━━━━━ Stored records
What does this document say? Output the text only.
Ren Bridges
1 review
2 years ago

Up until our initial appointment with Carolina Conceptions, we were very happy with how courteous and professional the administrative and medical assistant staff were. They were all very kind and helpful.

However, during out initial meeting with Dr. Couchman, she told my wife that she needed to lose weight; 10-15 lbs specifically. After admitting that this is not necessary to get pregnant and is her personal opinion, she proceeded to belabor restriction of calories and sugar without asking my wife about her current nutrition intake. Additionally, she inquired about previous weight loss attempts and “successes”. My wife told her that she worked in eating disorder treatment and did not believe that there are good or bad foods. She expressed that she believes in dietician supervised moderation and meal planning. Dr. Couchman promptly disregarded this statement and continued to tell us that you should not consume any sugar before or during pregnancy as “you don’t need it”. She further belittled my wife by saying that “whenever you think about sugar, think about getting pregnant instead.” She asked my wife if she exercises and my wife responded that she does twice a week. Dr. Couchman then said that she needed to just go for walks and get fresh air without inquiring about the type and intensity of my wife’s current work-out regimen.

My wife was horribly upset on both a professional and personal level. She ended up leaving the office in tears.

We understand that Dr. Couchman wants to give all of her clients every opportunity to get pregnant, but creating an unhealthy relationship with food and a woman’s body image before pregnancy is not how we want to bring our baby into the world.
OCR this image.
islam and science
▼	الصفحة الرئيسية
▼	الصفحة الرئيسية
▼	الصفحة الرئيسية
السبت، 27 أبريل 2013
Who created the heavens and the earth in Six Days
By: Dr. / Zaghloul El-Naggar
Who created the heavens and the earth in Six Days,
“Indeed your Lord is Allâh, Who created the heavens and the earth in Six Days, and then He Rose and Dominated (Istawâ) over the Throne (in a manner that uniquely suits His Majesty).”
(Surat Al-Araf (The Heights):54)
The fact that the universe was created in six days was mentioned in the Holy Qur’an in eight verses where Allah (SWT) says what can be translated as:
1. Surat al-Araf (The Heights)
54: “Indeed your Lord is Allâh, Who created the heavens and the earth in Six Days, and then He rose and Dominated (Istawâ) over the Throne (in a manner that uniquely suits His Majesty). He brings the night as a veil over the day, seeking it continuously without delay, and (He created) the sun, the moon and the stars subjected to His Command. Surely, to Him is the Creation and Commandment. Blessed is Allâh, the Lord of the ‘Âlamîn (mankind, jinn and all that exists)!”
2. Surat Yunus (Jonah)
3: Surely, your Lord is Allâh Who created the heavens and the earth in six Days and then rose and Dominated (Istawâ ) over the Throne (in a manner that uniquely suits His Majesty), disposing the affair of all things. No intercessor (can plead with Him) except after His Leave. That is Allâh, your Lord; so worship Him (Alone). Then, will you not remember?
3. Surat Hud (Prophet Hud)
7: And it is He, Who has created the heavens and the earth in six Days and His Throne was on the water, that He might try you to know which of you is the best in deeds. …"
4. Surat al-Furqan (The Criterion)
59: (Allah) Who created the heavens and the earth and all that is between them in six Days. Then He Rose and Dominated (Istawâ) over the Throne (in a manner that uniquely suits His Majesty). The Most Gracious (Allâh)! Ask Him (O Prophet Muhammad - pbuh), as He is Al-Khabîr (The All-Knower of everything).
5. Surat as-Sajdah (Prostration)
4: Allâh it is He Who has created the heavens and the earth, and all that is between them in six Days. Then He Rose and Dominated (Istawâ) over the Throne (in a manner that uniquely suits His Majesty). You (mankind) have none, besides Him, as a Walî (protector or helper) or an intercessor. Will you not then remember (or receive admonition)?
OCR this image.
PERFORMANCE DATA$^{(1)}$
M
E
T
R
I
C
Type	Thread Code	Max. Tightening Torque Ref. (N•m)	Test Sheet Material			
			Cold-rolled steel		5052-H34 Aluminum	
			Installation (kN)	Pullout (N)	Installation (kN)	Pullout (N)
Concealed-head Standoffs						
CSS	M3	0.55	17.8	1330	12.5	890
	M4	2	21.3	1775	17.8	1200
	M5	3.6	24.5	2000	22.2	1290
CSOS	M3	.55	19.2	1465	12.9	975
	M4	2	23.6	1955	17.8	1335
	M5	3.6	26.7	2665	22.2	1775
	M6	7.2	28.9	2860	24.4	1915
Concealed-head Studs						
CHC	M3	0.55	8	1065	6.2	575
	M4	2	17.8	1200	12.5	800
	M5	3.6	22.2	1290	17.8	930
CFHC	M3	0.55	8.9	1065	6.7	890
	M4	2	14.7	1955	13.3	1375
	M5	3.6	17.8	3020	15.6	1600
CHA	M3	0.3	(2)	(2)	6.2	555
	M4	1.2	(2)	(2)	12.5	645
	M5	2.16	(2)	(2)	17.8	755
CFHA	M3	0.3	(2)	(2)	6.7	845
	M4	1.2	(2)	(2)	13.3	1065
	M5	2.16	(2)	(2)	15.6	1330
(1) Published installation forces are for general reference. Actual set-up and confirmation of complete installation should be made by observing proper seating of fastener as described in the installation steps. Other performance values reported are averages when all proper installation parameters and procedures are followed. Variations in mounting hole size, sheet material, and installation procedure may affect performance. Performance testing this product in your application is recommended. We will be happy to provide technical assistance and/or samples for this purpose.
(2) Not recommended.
━━━━━━━━━━
━━━━━ Stored records
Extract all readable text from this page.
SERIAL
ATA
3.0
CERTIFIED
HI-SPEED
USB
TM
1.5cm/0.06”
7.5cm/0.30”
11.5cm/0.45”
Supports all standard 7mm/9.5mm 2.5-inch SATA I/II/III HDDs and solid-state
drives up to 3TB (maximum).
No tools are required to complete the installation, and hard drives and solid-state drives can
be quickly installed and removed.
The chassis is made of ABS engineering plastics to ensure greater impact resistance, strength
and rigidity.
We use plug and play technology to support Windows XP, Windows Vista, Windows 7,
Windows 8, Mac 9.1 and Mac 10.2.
━━━━━━━━━━
What you should do:
Return, from the data, each line that has the word "Heights" in it.

Problem solution:
(Surat Al-Araf (The Heights):54)
1. Surat al-Araf (The Heights)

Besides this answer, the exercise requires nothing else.